----- Given records -----

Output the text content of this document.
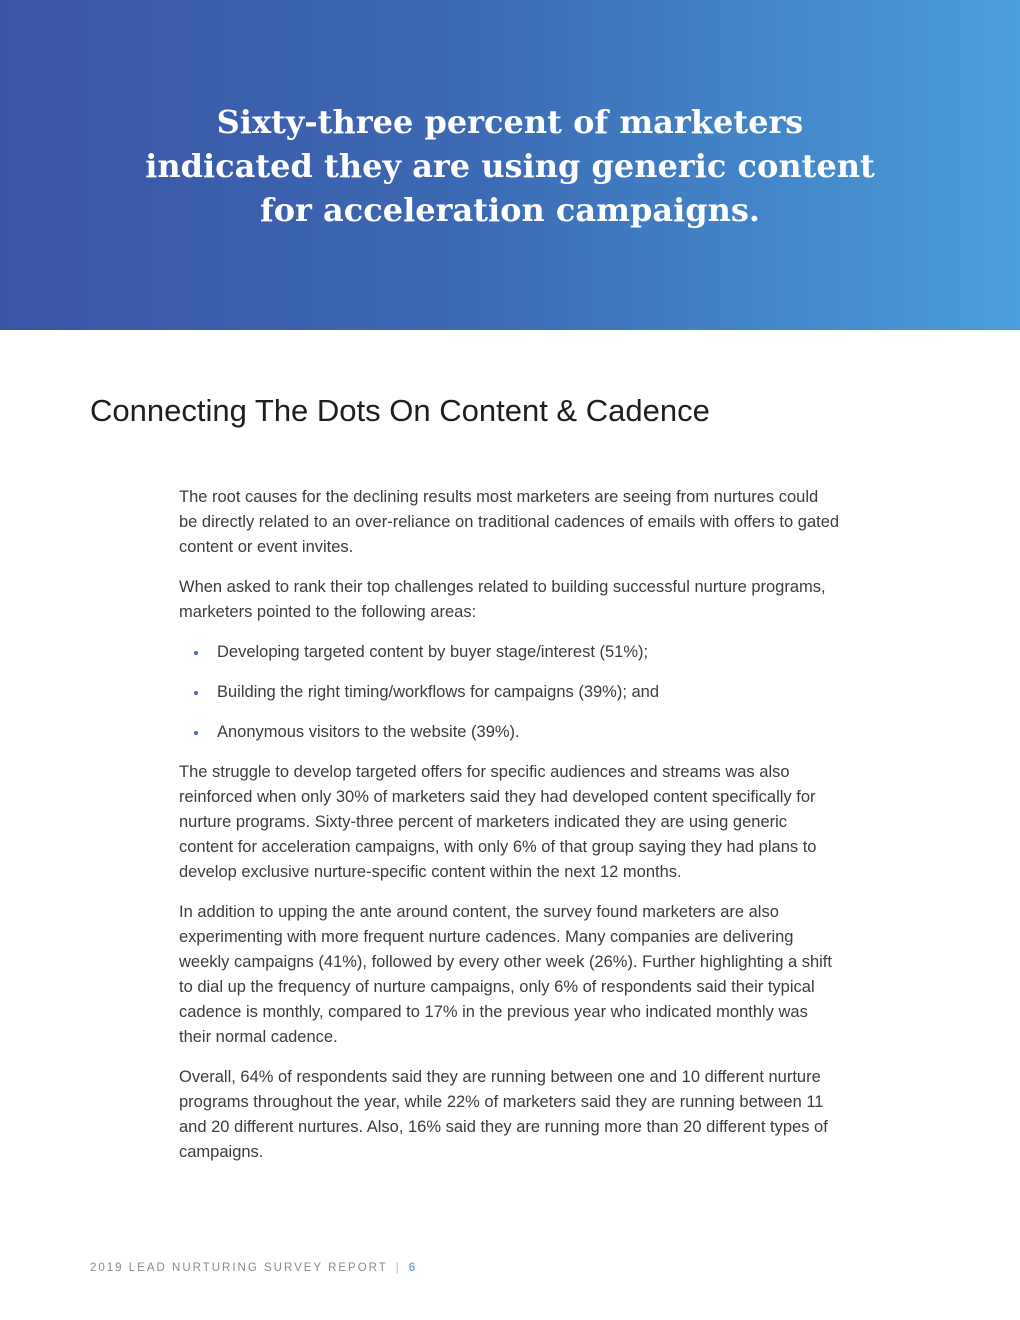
Sixty-three percent of marketers
indicated they are using generic content
for acceleration campaigns.
Connecting The Dots On Content & Cadence

The root causes for the declining results most marketers are seeing from nurtures could be directly related to an over-reliance on traditional cadences of emails with offers to gated content or event invites.

When asked to rank their top challenges related to building successful nurture programs, marketers pointed to the following areas:

Developing targeted content by buyer stage/interest (51%);
Building the right timing/workflows for campaigns (39%); and
Anonymous visitors to the website (39%).

The struggle to develop targeted offers for specific audiences and streams was also reinforced when only 30% of marketers said they had developed content specifically for nurture programs. Sixty-three percent of marketers indicated they are using generic content for acceleration campaigns, with only 6% of that group saying they had plans to develop exclusive nurture-specific content within the next 12 months.

In addition to upping the ante around content, the survey found marketers are also experimenting with more frequent nurture cadences. Many companies are delivering weekly campaigns (41%), followed by every other week (26%). Further highlighting a shift to dial up the frequency of nurture campaigns, only 6% of respondents said their typical cadence is monthly, compared to 17% in the previous year who indicated monthly was their normal cadence.

Overall, 64% of respondents said they are running between one and 10 different nurture programs throughout the year, while 22% of marketers said they are running between 11 and 20 different nurtures. Also, 16% said they are running more than 20 different types of campaigns.

2019 LEAD NURTURING SURVEY REPORT | 6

-----

● Goal of the exercise
Search the data for the word "acceleration" and copy each line where it appears.

● Correct answer
for acceleration campaigns.
The struggle to develop targeted offers for specific audiences and streams was also reinforced when only 30% of marketers said they had developed content specifically for nurture programs. Sixty-three percent of marketers indicated they are using generic content for acceleration campaigns, with only 6% of that group saying they had plans to develop exclusive nurture-specific content within the next 12 months.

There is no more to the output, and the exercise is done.